Written request.
The records that follow are to be transcribed in full, without their images.

Records for this exercise.
◇ ◇ ◇

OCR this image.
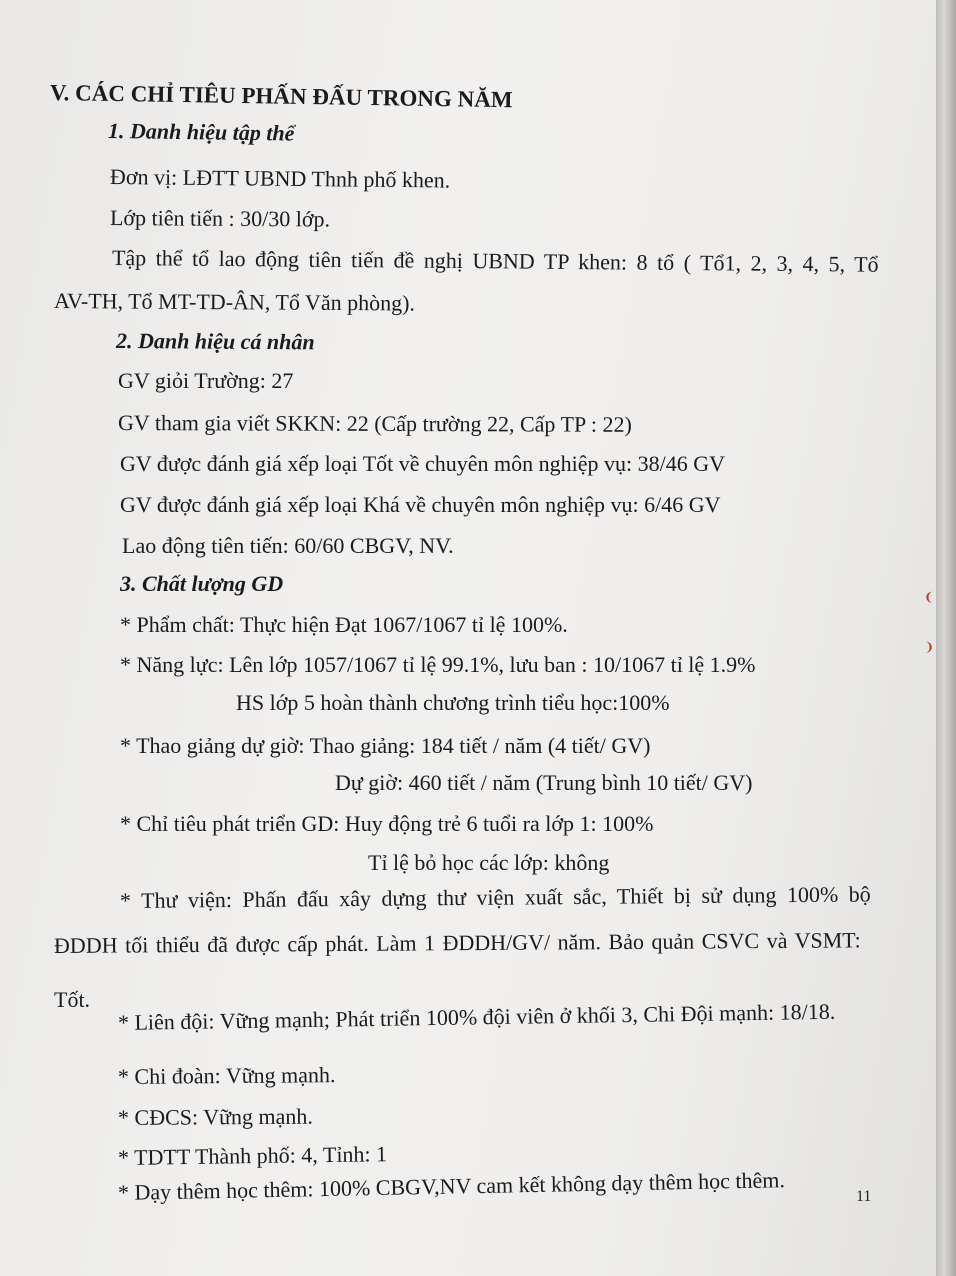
V. CÁC CHỈ TIÊU PHẤN ĐẤU TRONG NĂM
1. Danh hiệu tập thể
Đơn vị: LĐTT UBND Thnh phố khen.
Lớp tiên tiến : 30/30 lớp.
Tập thể tổ lao động tiên tiến đề nghị UBND TP khen: 8 tổ ( Tổ1, 2, 3, 4, 5, Tổ
AV-TH, Tổ MT-TD-ÂN, Tổ Văn phòng).
2. Danh hiệu cá nhân
GV giỏi Trường: 27
GV tham gia viết SKKN: 22 (Cấp trường 22, Cấp TP : 22)
GV được đánh giá xếp loại Tốt về chuyên môn nghiệp vụ: 38/46 GV
GV được đánh giá xếp loại Khá về chuyên môn nghiệp vụ: 6/46 GV
Lao động tiên tiến: 60/60 CBGV, NV.
3. Chất lượng GD
* Phẩm chất: Thực hiện Đạt 1067/1067 tỉ lệ 100%.
* Năng lực: Lên lớp 1057/1067 tỉ lệ 99.1%, lưu ban : 10/1067 tỉ lệ 1.9%
HS lớp 5 hoàn thành chương trình tiểu học:100%
* Thao giảng dự giờ: Thao giảng: 184 tiết / năm (4 tiết/ GV)
Dự giờ: 460 tiết / năm (Trung bình 10 tiết/ GV)
* Chỉ tiêu phát triển GD: Huy động trẻ 6 tuổi ra lớp 1: 100%
Tỉ lệ bỏ học các lớp: không
* Thư viện: Phấn đấu xây dựng thư viện xuất sắc, Thiết bị sử dụng 100% bộ
ĐDDH tối thiểu đã được cấp phát. Làm 1 ĐDDH/GV/ năm. Bảo quản CSVC và VSMT:
Tốt. * Liên đội: Vững mạnh; Phát triển 100% đội viên ở khối 3, Chi Đội mạnh: 18/18.
* Chi đoàn: Vững mạnh.
* CĐCS: Vững mạnh.
* TDTT Thành phố: 4, Tỉnh: 1
* Dạy thêm học thêm: 100% CBGV,NV cam kết không dạy thêm học thêm.	11
❨
❩
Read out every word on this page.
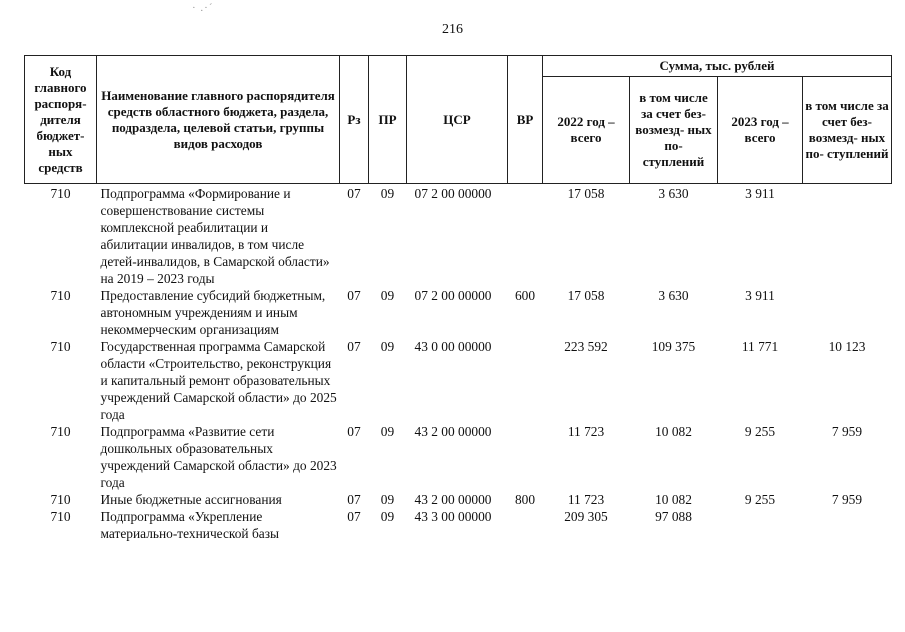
· .·´
216
Код главного распоря- дителя бюджет- ных средств	Наименование главного распорядителя средств областного бюджета, раздела, подраздела, целевой статьи, группы видов расходов	Рз	ПР	ЦСР	ВР	Сумма, тыс. рублей			
						2022 год – всего	в том числе за счет без- возмезд- ных по- ступлений	2023 год – всего	в том числе за счет без- возмезд- ных по- ступлений
710	Подпрограмма «Формирование и совершенствование системы комплексной реабилитации и абилитации инвалидов, в том числе детей-инвалидов, в Самарской области» на 2019 – 2023 годы	07	09	07 2 00 00000		17 058	3 630	3 911	
710	Предоставление субсидий бюджетным, автономным учреждениям и иным некоммерческим организациям	07	09	07 2 00 00000	600	17 058	3 630	3 911	
710	Государственная программа Самарской области «Строительство, реконструкция и капитальный ремонт образовательных учреждений Самарской области» до 2025 года	07	09	43 0 00 00000		223 592	109 375	11 771	10 123
710	Подпрограмма «Развитие сети дошкольных образовательных учреждений Самарской области» до 2023 года	07	09	43 2 00 00000		11 723	10 082	9 255	7 959
710	Иные бюджетные ассигнования	07	09	43 2 00 00000	800	11 723	10 082	9 255	7 959
710	Подпрограмма «Укрепление материально-технической базы	07	09	43 3 00 00000		209 305	97 088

◇ ◇ ◇

Response to the exercise.
OCR this image.
V. CÁC CHỈ TIÊU PHẤN ĐẤU TRONG NĂM
1. Danh hiệu tập thể
Đơn vị: LĐTT UBND Thnh phố khen.
Lớp tiên tiến : 30/30 lớp.
Tập thể tổ lao động tiên tiến đề nghị UBND TP khen: 8 tổ ( Tổ1, 2, 3, 4, 5, Tổ
AV-TH, Tổ MT-TD-ÂN, Tổ Văn phòng).
2. Danh hiệu cá nhân
GV giỏi Trường: 27
GV tham gia viết SKKN: 22 (Cấp trường 22, Cấp TP : 22)
GV được đánh giá xếp loại Tốt về chuyên môn nghiệp vụ: 38/46 GV
GV được đánh giá xếp loại Khá về chuyên môn nghiệp vụ: 6/46 GV
Lao động tiên tiến: 60/60 CBGV, NV.
3. Chất lượng GD
* Phẩm chất: Thực hiện Đạt 1067/1067 tỉ lệ 100%.
* Năng lực: Lên lớp 1057/1067 tỉ lệ 99.1%, lưu ban : 10/1067 tỉ lệ 1.9%
HS lớp 5 hoàn thành chương trình tiểu học:100%
* Thao giảng dự giờ: Thao giảng: 184 tiết / năm (4 tiết/ GV)
Dự giờ: 460 tiết / năm (Trung bình 10 tiết/ GV)
* Chỉ tiêu phát triển GD: Huy động trẻ 6 tuổi ra lớp 1: 100%
Tỉ lệ bỏ học các lớp: không
* Thư viện: Phấn đấu xây dựng thư viện xuất sắc, Thiết bị sử dụng 100% bộ
ĐDDH tối thiểu đã được cấp phát. Làm 1 ĐDDH/GV/ năm. Bảo quản CSVC và VSMT:
Tốt. * Liên đội: Vững mạnh; Phát triển 100% đội viên ở khối 3, Chi Đội mạnh: 18/18.
* Chi đoàn: Vững mạnh.
* CĐCS: Vững mạnh.
* TDTT Thành phố: 4, Tỉnh: 1
* Dạy thêm học thêm: 100% CBGV,NV cam kết không dạy thêm học thêm.	11
❨
❩
Read out every word on this page.
· .·´
216
Код главного распоря- дителя бюджет- ных средств	Наименование главного распорядителя средств областного бюджета, раздела, подраздела, целевой статьи, группы видов расходов	Рз	ПР	ЦСР	ВР	Сумма, тыс. рублей			
						2022 год – всего	в том числе за счет без- возмезд- ных по- ступлений	2023 год – всего	в том числе за счет без- возмезд- ных по- ступлений
710	Подпрограмма «Формирование и совершенствование системы комплексной реабилитации и абилитации инвалидов, в том числе детей-инвалидов, в Самарской области» на 2019 – 2023 годы	07	09	07 2 00 00000		17 058	3 630	3 911	
710	Предоставление субсидий бюджетным, автономным учреждениям и иным некоммерческим организациям	07	09	07 2 00 00000	600	17 058	3 630	3 911	
710	Государственная программа Самарской области «Строительство, реконструкция и капитальный ремонт образовательных учреждений Самарской области» до 2025 года	07	09	43 0 00 00000		223 592	109 375	11 771	10 123
710	Подпрограмма «Развитие сети дошкольных образовательных учреждений Самарской области» до 2023 года	07	09	43 2 00 00000		11 723	10 082	9 255	7 959
710	Иные бюджетные ассигнования	07	09	43 2 00 00000	800	11 723	10 082	9 255	7 959
710	Подпрограмма «Укрепление материально-технической базы	07	09	43 3 00 00000		209 305	97 088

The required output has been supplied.